* Written problem: Search the listing below for the string "functions" and show each line that contains it.
[Begin]
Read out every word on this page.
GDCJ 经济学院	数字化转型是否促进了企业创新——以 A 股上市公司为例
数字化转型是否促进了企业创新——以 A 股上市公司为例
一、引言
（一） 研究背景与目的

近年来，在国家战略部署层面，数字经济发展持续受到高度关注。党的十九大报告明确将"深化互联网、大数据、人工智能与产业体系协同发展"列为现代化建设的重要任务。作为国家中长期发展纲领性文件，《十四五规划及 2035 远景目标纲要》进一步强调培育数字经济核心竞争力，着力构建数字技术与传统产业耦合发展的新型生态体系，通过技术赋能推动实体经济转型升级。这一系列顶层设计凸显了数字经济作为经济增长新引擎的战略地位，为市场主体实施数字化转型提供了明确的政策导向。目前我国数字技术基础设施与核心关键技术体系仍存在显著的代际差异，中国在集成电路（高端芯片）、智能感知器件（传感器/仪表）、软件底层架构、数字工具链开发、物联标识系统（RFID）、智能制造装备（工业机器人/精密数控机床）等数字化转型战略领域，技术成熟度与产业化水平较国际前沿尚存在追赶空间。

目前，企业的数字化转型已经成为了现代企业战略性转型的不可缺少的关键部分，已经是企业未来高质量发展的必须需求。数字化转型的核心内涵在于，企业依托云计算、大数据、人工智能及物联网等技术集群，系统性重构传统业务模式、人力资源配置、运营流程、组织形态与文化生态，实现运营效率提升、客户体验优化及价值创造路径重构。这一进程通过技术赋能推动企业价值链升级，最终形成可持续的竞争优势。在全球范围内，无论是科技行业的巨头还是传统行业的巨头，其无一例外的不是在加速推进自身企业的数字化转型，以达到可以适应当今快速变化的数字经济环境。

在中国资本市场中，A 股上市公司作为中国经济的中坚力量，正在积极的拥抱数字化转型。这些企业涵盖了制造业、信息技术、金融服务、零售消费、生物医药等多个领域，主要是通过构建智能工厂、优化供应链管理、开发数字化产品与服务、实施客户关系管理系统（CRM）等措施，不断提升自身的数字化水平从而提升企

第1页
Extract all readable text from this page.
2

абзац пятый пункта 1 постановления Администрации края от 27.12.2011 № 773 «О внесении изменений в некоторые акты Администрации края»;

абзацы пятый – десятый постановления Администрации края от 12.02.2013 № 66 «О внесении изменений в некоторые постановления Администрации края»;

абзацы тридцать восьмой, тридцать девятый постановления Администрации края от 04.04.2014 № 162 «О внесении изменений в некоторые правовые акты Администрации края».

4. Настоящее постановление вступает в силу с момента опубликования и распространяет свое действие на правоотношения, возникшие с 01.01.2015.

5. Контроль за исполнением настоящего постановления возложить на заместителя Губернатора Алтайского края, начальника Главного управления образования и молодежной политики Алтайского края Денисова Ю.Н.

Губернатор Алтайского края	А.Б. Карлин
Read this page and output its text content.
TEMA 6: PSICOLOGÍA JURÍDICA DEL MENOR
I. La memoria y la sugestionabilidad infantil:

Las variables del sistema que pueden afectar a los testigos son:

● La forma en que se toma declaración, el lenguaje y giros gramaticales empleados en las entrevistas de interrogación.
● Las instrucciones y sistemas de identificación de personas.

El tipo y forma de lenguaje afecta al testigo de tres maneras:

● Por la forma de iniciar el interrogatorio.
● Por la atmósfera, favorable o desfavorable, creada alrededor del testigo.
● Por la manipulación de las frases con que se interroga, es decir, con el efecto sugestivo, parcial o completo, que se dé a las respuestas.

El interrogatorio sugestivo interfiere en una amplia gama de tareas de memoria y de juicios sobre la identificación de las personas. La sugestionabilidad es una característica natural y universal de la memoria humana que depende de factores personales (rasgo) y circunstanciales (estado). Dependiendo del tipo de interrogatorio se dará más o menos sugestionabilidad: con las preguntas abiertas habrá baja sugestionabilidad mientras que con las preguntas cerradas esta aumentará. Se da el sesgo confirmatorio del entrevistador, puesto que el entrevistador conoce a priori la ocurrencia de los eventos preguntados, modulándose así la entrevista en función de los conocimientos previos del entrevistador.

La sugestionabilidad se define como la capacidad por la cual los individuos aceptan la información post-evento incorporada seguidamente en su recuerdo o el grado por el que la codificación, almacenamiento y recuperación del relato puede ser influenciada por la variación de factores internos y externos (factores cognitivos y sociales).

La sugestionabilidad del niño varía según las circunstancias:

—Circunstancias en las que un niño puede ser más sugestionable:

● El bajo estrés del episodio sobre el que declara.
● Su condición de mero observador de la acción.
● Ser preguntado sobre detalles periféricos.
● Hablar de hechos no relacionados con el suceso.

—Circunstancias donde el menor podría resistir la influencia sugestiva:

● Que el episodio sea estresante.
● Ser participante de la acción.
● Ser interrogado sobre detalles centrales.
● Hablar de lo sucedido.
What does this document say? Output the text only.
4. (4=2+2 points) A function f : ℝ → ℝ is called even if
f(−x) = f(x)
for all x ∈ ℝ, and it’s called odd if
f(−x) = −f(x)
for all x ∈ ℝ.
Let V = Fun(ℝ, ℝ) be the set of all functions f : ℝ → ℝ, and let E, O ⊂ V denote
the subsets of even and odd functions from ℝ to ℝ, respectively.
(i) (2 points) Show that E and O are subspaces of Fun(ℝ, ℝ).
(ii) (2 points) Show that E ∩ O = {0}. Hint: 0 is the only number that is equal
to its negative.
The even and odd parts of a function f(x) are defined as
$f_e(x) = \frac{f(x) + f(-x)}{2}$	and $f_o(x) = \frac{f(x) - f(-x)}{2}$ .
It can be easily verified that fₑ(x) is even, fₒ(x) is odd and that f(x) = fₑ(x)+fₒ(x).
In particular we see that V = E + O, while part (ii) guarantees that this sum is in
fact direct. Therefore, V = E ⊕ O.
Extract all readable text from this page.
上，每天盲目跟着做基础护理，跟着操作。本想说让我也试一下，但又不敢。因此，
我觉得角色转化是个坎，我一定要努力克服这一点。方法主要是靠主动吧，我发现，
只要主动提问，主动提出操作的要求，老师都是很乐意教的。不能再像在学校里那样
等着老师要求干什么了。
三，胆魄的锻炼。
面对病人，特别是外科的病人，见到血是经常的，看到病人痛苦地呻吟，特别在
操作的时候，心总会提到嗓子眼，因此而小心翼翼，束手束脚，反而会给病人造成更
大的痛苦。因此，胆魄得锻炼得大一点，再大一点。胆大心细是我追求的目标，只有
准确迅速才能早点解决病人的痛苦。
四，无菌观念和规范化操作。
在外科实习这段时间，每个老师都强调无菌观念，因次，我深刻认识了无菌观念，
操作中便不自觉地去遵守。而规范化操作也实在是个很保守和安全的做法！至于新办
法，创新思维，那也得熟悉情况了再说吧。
[End]
* Written reply:
Let V = Fun(ℝ, ℝ) be the set of all functions f : ℝ → ℝ, and let E, O ⊂ V denote
the subsets of even and odd functions from ℝ to ℝ, respectively.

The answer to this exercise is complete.